# Source material:
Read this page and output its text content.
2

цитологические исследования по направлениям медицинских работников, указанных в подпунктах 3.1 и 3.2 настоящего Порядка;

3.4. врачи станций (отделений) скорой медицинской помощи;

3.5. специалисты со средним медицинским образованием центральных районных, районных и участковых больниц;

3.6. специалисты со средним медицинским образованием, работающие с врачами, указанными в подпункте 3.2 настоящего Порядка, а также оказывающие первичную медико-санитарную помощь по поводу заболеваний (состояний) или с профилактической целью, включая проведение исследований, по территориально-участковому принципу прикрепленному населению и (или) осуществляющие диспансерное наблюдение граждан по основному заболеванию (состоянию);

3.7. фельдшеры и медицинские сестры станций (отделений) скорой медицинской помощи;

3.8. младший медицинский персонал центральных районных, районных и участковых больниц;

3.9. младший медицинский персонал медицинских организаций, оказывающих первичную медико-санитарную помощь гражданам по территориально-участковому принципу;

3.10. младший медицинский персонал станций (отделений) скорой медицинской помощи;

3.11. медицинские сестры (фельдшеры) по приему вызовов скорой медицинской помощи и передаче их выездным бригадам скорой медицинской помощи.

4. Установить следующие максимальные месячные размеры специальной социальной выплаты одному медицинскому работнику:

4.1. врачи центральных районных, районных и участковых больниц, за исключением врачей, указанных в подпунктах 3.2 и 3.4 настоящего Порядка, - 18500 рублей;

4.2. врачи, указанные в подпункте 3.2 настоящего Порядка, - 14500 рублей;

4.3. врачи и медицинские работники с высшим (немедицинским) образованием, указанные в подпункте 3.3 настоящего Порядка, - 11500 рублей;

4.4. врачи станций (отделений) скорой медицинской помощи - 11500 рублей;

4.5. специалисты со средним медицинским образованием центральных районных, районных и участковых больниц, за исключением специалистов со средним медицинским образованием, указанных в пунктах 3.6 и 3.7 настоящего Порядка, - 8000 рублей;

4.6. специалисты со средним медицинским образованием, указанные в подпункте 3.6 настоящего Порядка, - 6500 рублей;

...

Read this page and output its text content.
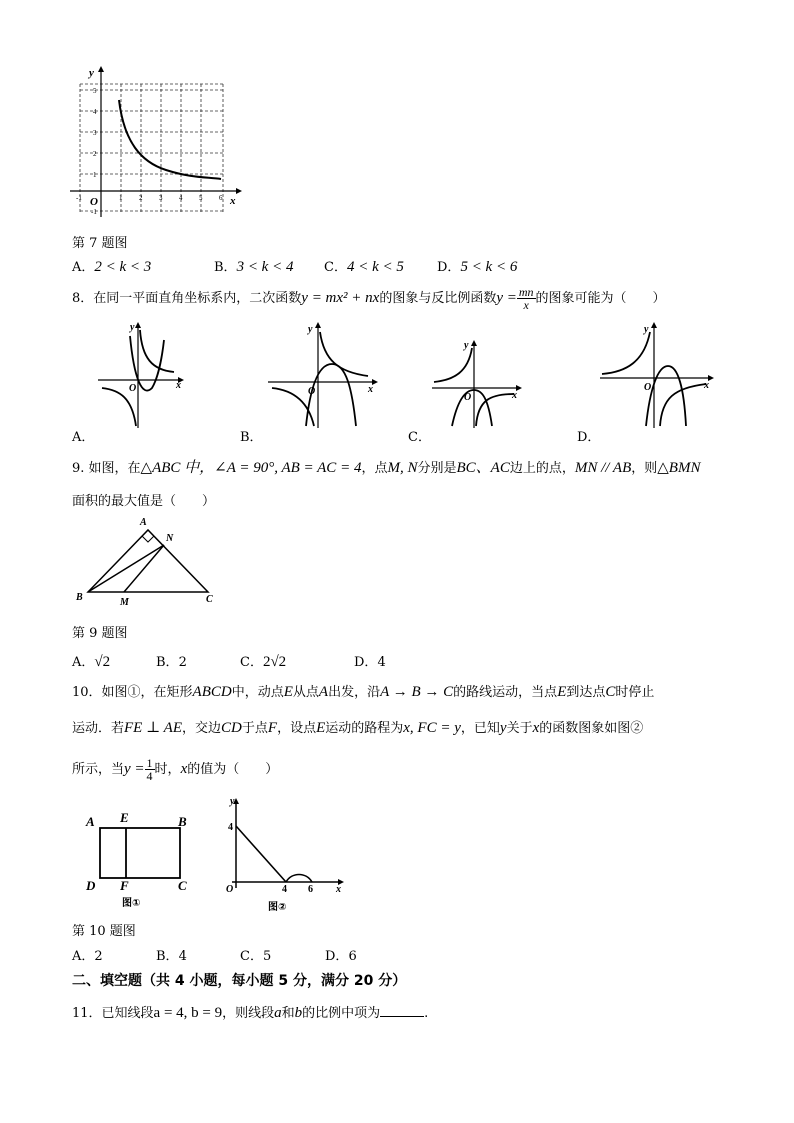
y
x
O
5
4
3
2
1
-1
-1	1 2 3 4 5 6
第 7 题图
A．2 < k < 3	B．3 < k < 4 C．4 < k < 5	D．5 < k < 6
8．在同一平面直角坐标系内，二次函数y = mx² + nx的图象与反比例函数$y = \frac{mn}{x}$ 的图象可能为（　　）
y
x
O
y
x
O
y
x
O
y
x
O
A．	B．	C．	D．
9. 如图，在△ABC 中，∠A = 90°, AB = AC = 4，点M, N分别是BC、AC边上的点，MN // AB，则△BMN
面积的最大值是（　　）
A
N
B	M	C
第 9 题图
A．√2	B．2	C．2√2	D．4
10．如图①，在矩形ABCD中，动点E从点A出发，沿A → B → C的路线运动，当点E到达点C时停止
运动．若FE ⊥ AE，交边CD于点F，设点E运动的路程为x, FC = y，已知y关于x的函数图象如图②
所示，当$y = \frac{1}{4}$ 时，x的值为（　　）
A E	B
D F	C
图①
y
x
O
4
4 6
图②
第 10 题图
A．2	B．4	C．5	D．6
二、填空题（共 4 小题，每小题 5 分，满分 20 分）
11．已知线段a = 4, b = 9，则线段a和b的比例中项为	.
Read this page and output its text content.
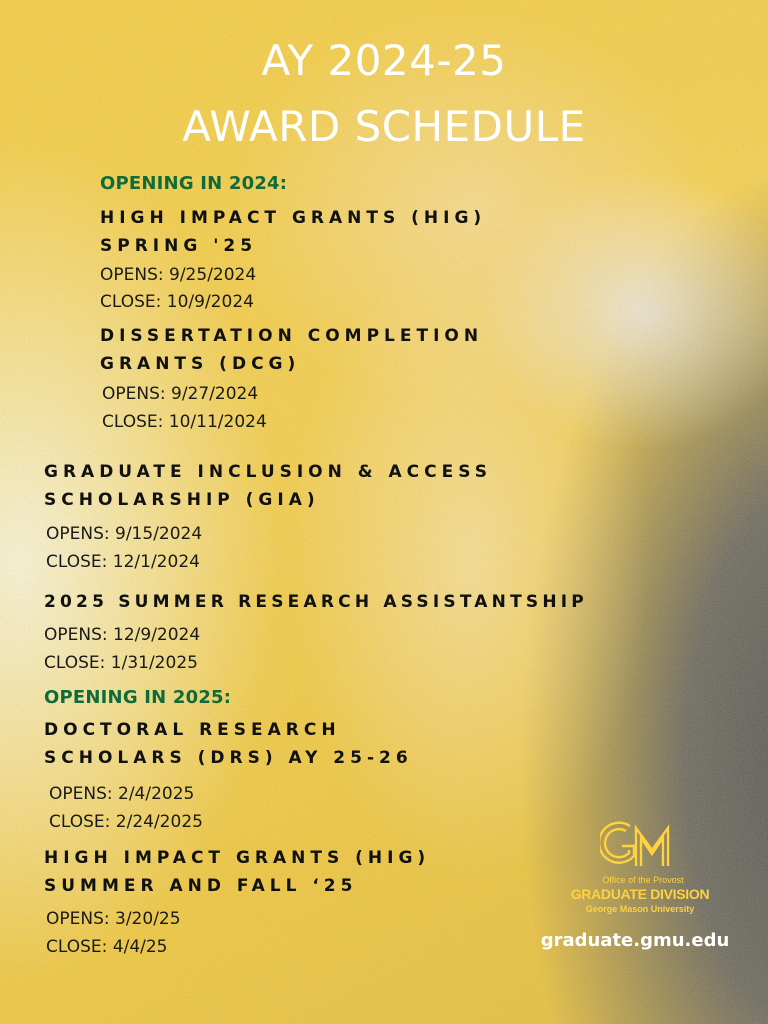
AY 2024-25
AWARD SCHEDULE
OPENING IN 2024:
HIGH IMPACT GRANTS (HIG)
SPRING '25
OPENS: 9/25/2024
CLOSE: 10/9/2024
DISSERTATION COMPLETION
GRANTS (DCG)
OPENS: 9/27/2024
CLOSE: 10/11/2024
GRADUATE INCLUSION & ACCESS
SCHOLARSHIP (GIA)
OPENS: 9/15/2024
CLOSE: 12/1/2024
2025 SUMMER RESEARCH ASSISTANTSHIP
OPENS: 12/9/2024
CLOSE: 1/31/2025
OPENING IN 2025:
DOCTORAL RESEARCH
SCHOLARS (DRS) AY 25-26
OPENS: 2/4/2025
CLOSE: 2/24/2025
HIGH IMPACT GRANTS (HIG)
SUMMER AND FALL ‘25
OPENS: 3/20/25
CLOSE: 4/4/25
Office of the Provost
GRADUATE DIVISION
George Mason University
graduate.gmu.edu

# Exercise instructions:
Go through the listing above and report how many of its lines contain the word "станций", with only the number as output.

# Correct output:
4